──────── GIVEN ENTRIES

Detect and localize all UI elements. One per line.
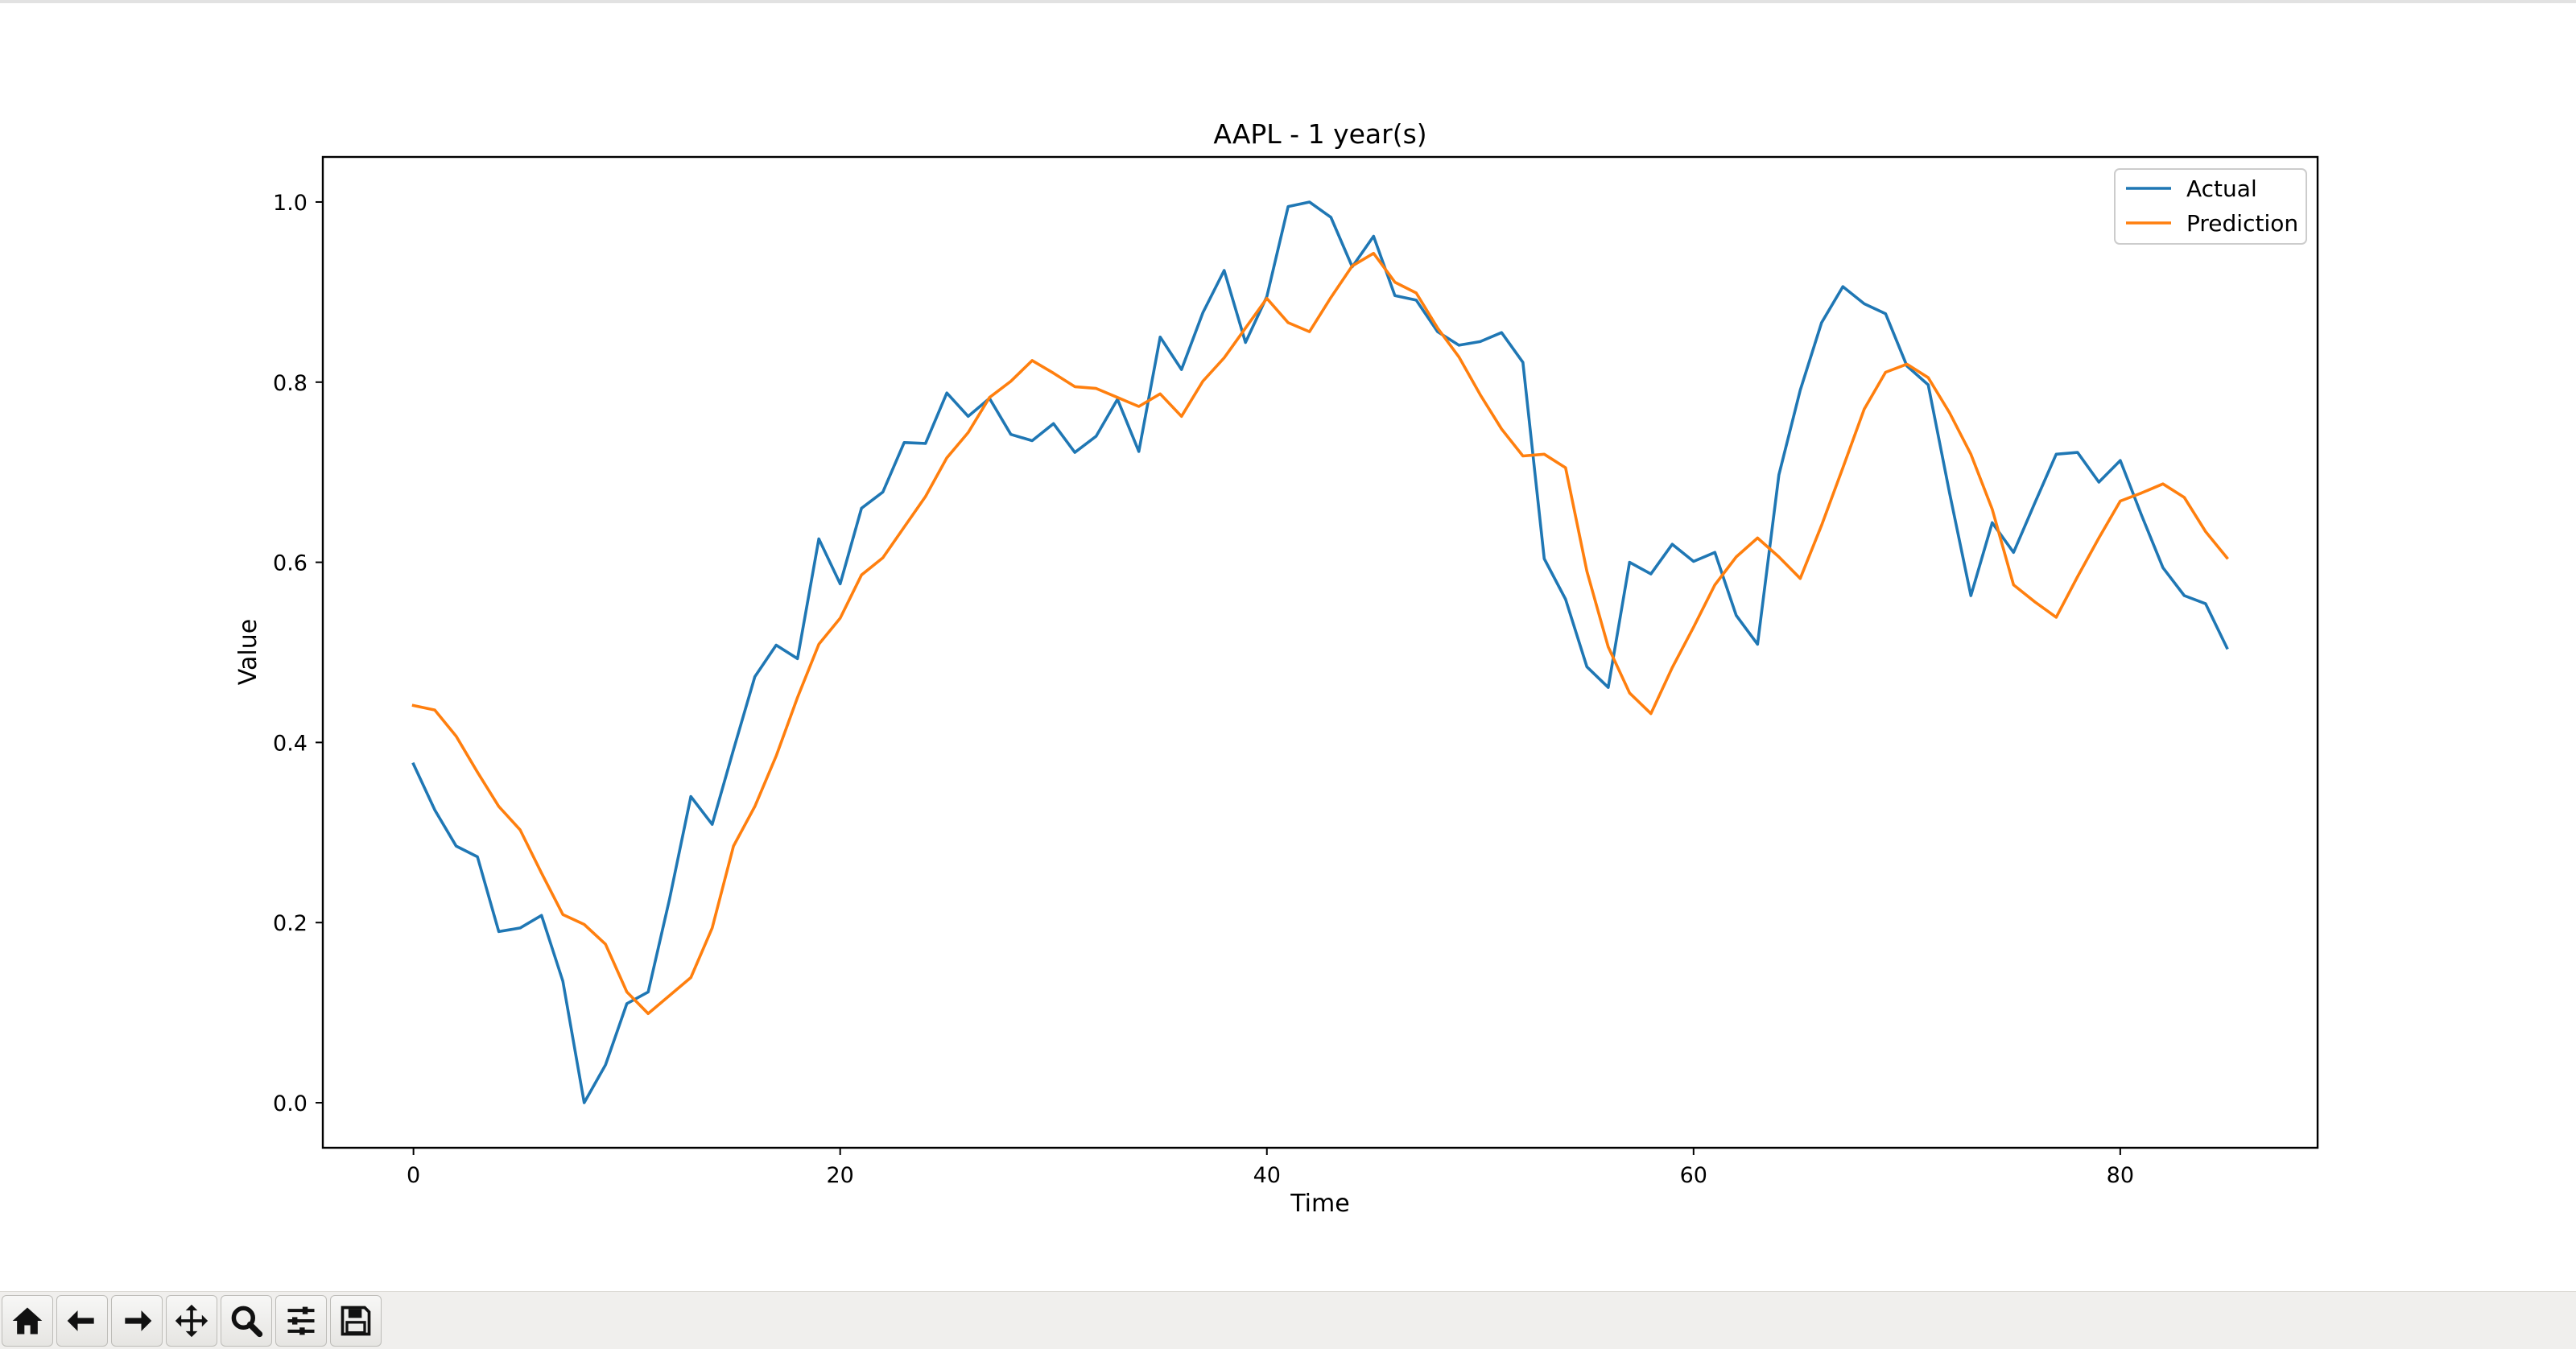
y-tick-label: 0.4	[273, 731, 308, 756]
floppy-disk-icon	[341, 1306, 371, 1336]
y-tick-label: 0.6	[273, 551, 308, 576]
y-tick-label: 0.0	[273, 1091, 308, 1116]
x-tick-label: 80	[2107, 1163, 2134, 1188]
series-lines	[411, 200, 2229, 1104]
magnifier-icon	[231, 1306, 263, 1338]
sliders-icon	[287, 1306, 315, 1335]
home-button[interactable]	[2, 1295, 53, 1347]
move-icon	[175, 1304, 208, 1338]
back-button[interactable]	[56, 1295, 108, 1347]
x-tick-label: 20	[827, 1163, 854, 1188]
legend: Actual Prediction	[2114, 168, 2307, 245]
window-top-border	[0, 0, 2576, 3]
line-chart: 0 20 40 60 80 0.0 0.2 0.4 0.6 0.8 1.0 AAPL - 1 yea…	[234, 118, 2319, 1218]
configure-subplots-button[interactable]	[275, 1295, 327, 1347]
x-tick-label: 60	[1680, 1163, 1707, 1188]
navigation-toolbar	[0, 1291, 2576, 1349]
forward-button[interactable]	[111, 1295, 163, 1347]
legend-label-actual: Actual	[2186, 175, 2257, 202]
legend-label-prediction: Prediction	[2186, 210, 2298, 237]
y-tick-label: 0.2	[273, 911, 308, 936]
y-tick-label: 1.0	[273, 191, 308, 216]
figure-canvas[interactable]: 0 20 40 60 80 0.0 0.2 0.4 0.6 0.8 1.0 AAPL - 1 yea…	[0, 3, 2576, 1291]
x-tick-label: 0	[407, 1163, 420, 1188]
series-line-prediction	[411, 251, 2229, 1016]
arrow-right-icon	[125, 1310, 152, 1331]
zoom-button[interactable]	[221, 1295, 272, 1347]
arrow-left-icon	[67, 1310, 94, 1331]
chart-title: AAPL - 1 year(s)	[1213, 118, 1426, 150]
x-tick-label: 40	[1253, 1163, 1281, 1188]
y-tick-label: 0.8	[273, 371, 308, 396]
y-axis-label: Value	[234, 619, 262, 685]
series-line-actual	[411, 200, 2229, 1104]
plot-area	[323, 157, 2318, 1148]
pan-button[interactable]	[166, 1295, 217, 1347]
x-axis-label: Time	[1290, 1190, 1349, 1218]
axis-ticks: 0 20 40 60 80 0.0 0.2 0.4 0.6 0.8 1.0	[273, 191, 2134, 1188]
plot-frame	[321, 155, 2319, 1149]
home-icon	[12, 1307, 43, 1335]
save-button[interactable]	[330, 1295, 382, 1347]
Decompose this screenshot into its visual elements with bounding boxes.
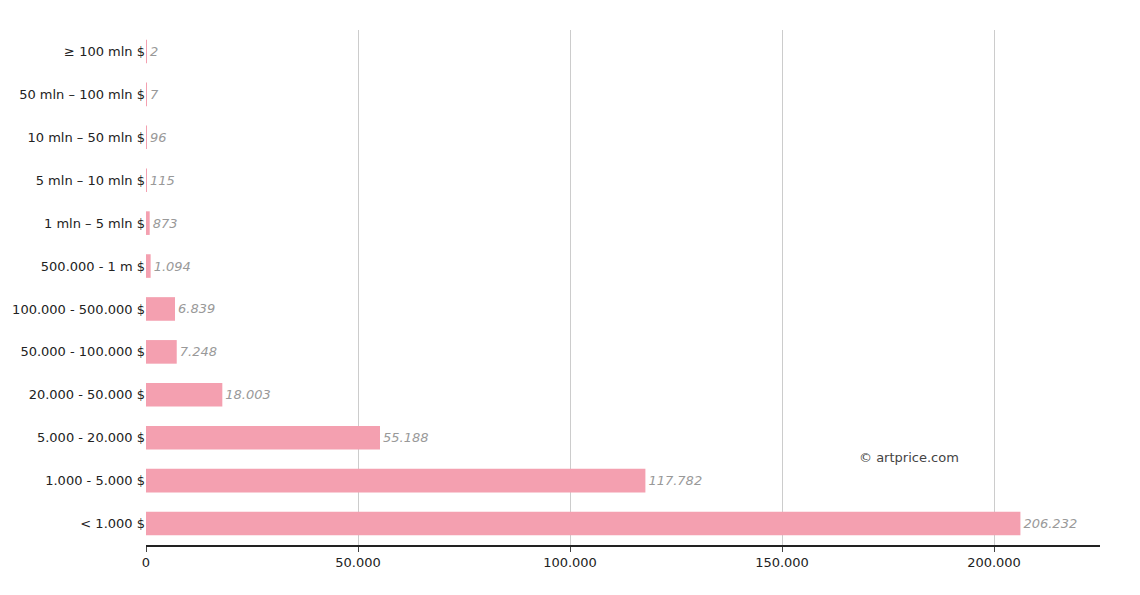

────────────────

=== TASK DETAILS ===
Reproduce all the rows above without changing a character, but leave out the pictures.

=== TASK ANSWER ===
Detect and localize all UI elements. One per line.
y-tick-label: 0.4	[273, 731, 308, 756]
floppy-disk-icon	[341, 1306, 371, 1336]
y-tick-label: 0.6	[273, 551, 308, 576]
y-tick-label: 0.0	[273, 1091, 308, 1116]
x-tick-label: 80	[2107, 1163, 2134, 1188]
series-lines	[411, 200, 2229, 1104]
magnifier-icon	[231, 1306, 263, 1338]
sliders-icon	[287, 1306, 315, 1335]
home-button[interactable]	[2, 1295, 53, 1347]
move-icon	[175, 1304, 208, 1338]
back-button[interactable]	[56, 1295, 108, 1347]
x-tick-label: 20	[827, 1163, 854, 1188]
legend: Actual Prediction	[2114, 168, 2307, 245]
window-top-border	[0, 0, 2576, 3]
line-chart: 0 20 40 60 80 0.0 0.2 0.4 0.6 0.8 1.0 AAPL - 1 yea…	[234, 118, 2319, 1218]
configure-subplots-button[interactable]	[275, 1295, 327, 1347]
x-tick-label: 60	[1680, 1163, 1707, 1188]
navigation-toolbar	[0, 1291, 2576, 1349]
forward-button[interactable]	[111, 1295, 163, 1347]
legend-label-actual: Actual	[2186, 175, 2257, 202]
legend-label-prediction: Prediction	[2186, 210, 2298, 237]
y-tick-label: 0.2	[273, 911, 308, 936]
y-tick-label: 1.0	[273, 191, 308, 216]
figure-canvas[interactable]: 0 20 40 60 80 0.0 0.2 0.4 0.6 0.8 1.0 AAPL - 1 yea…	[0, 3, 2576, 1291]
x-tick-label: 0	[407, 1163, 420, 1188]
series-line-prediction	[411, 251, 2229, 1016]
arrow-right-icon	[125, 1310, 152, 1331]
zoom-button[interactable]	[221, 1295, 272, 1347]
arrow-left-icon	[67, 1310, 94, 1331]
chart-title: AAPL - 1 year(s)	[1213, 118, 1426, 150]
x-tick-label: 40	[1253, 1163, 1281, 1188]
y-tick-label: 0.8	[273, 371, 308, 396]
y-axis-label: Value	[234, 619, 262, 685]
series-line-actual	[411, 200, 2229, 1104]
plot-area	[323, 157, 2318, 1148]
pan-button[interactable]	[166, 1295, 217, 1347]
x-axis-label: Time	[1290, 1190, 1349, 1218]
axis-ticks: 0 20 40 60 80 0.0 0.2 0.4 0.6 0.8 1.0	[273, 191, 2134, 1188]
plot-frame	[321, 155, 2319, 1149]
home-icon	[12, 1307, 43, 1335]
save-button[interactable]	[330, 1295, 382, 1347]
Decompose this screenshot into its visual elements with bounding boxes.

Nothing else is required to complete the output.